[Prompt] Calculate how many lines in the following records hold the word "LifecycleManager", and report that number without comment.

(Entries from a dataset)
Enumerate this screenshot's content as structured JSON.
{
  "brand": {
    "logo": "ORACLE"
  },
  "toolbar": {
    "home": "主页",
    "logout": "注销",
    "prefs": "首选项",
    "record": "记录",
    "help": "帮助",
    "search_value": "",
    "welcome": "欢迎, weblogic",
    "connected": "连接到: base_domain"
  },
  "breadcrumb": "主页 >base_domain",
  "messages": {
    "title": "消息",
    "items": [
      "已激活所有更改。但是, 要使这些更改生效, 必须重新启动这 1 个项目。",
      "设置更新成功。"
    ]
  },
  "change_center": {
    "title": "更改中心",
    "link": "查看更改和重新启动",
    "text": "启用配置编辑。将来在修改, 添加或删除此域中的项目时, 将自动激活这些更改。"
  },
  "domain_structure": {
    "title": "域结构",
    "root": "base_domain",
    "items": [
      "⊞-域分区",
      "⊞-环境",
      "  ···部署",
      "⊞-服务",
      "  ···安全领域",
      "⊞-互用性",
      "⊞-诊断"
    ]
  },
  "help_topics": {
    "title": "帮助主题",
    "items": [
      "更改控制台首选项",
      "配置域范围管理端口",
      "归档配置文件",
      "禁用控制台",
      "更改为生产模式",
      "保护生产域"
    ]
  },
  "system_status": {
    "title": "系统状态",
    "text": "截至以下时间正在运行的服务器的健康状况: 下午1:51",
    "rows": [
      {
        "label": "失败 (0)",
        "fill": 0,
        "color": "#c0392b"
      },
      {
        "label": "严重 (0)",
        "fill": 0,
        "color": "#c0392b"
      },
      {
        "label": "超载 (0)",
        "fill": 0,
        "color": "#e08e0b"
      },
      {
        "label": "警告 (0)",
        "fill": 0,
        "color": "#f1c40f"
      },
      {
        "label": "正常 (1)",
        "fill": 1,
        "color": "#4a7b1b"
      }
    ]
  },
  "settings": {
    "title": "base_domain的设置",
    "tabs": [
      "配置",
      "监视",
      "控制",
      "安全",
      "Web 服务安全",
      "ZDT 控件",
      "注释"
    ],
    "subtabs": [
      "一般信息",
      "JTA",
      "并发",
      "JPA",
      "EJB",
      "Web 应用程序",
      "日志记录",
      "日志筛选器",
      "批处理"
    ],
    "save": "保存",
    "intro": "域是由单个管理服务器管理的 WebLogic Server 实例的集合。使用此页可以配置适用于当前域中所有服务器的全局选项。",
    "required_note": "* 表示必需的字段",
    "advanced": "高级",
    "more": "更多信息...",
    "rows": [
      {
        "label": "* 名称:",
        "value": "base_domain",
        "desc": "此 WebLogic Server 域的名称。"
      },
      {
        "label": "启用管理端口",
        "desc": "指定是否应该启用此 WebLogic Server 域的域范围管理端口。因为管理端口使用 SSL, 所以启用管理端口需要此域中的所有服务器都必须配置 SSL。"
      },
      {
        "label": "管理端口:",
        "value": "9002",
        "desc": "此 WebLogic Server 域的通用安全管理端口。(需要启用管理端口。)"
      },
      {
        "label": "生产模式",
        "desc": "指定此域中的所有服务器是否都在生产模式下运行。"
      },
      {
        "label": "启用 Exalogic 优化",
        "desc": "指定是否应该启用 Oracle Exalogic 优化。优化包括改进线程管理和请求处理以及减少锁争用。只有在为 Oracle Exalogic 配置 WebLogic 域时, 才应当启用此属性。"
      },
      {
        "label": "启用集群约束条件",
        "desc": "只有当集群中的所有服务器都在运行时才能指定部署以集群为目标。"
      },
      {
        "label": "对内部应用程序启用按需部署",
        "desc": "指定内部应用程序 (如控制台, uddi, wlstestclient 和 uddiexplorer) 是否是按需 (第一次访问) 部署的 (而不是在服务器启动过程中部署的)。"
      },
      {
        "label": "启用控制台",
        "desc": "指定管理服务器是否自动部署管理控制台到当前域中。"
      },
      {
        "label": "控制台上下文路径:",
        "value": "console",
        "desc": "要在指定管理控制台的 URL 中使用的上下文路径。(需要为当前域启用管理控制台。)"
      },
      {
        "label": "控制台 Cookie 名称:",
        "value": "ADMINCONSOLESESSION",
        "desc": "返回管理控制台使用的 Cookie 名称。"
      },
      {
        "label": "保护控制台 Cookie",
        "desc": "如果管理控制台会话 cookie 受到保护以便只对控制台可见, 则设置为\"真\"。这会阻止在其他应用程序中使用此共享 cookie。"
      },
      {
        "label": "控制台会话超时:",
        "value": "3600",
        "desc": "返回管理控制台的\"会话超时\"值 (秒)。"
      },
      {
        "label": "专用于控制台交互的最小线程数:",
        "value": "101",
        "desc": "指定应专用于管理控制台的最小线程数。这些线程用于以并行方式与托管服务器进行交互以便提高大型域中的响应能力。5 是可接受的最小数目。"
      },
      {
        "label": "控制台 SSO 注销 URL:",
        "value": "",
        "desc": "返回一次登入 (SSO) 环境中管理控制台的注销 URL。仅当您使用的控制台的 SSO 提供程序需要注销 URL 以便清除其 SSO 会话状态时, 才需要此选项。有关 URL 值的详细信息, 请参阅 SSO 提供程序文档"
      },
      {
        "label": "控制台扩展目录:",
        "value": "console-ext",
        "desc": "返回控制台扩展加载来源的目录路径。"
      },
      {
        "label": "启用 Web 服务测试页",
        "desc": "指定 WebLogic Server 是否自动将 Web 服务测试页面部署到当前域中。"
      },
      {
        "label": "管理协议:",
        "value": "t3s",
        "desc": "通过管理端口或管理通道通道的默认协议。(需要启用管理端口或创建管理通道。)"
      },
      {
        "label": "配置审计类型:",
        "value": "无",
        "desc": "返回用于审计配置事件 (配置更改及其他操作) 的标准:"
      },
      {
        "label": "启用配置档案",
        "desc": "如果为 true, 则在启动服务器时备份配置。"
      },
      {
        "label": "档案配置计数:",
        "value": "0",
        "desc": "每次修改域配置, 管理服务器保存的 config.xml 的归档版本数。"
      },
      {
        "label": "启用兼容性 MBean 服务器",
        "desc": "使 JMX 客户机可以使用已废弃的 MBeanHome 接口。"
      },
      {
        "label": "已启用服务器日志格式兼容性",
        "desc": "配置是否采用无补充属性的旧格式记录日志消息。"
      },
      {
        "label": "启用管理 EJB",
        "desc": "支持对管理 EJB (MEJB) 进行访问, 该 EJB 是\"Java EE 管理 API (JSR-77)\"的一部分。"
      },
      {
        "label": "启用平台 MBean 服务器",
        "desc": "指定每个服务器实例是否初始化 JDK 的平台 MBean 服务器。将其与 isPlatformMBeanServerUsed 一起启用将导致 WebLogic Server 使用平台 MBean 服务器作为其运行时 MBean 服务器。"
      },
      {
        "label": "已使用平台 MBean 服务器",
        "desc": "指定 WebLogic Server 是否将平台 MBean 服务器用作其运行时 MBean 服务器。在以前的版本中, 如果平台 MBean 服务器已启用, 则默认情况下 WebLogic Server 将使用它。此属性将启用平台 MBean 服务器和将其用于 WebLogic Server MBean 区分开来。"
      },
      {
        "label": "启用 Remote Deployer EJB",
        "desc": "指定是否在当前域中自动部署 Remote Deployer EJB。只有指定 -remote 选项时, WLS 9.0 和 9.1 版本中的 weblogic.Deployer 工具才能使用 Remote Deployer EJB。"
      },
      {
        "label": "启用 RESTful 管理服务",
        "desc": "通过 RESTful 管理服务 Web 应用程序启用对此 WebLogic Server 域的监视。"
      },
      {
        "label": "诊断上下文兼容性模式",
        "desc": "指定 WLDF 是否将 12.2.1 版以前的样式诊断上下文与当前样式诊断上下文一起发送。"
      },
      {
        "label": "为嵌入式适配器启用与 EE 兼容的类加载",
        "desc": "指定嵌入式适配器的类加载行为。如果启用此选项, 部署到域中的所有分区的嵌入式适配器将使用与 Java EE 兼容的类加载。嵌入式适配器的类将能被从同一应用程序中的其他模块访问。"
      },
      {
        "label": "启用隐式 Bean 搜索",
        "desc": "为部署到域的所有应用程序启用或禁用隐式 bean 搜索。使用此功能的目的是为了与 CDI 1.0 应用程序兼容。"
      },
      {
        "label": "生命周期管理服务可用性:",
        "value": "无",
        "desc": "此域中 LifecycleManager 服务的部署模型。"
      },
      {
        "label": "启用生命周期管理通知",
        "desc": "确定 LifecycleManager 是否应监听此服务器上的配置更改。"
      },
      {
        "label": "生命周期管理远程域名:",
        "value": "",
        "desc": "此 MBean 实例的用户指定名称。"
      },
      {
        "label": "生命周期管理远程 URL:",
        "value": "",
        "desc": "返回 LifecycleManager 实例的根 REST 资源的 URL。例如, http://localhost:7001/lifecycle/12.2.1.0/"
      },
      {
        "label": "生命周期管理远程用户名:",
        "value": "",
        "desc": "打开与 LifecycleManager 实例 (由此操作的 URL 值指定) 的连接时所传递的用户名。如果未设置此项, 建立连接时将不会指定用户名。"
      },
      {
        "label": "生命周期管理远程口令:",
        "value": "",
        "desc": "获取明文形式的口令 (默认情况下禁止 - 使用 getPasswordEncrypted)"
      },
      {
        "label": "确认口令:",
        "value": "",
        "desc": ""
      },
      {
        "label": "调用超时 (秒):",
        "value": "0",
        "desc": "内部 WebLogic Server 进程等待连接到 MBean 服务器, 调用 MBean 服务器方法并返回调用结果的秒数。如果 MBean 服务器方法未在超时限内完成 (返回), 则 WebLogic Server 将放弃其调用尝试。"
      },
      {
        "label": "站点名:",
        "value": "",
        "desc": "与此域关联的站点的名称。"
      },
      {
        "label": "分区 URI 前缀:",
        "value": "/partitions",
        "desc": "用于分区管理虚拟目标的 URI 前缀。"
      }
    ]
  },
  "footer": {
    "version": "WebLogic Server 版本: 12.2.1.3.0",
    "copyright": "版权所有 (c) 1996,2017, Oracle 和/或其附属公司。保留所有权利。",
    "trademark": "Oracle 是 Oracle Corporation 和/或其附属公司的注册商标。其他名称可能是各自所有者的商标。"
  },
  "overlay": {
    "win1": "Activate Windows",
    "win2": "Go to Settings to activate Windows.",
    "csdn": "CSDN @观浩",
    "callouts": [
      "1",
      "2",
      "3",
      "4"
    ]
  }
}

[Solution to the problem] 4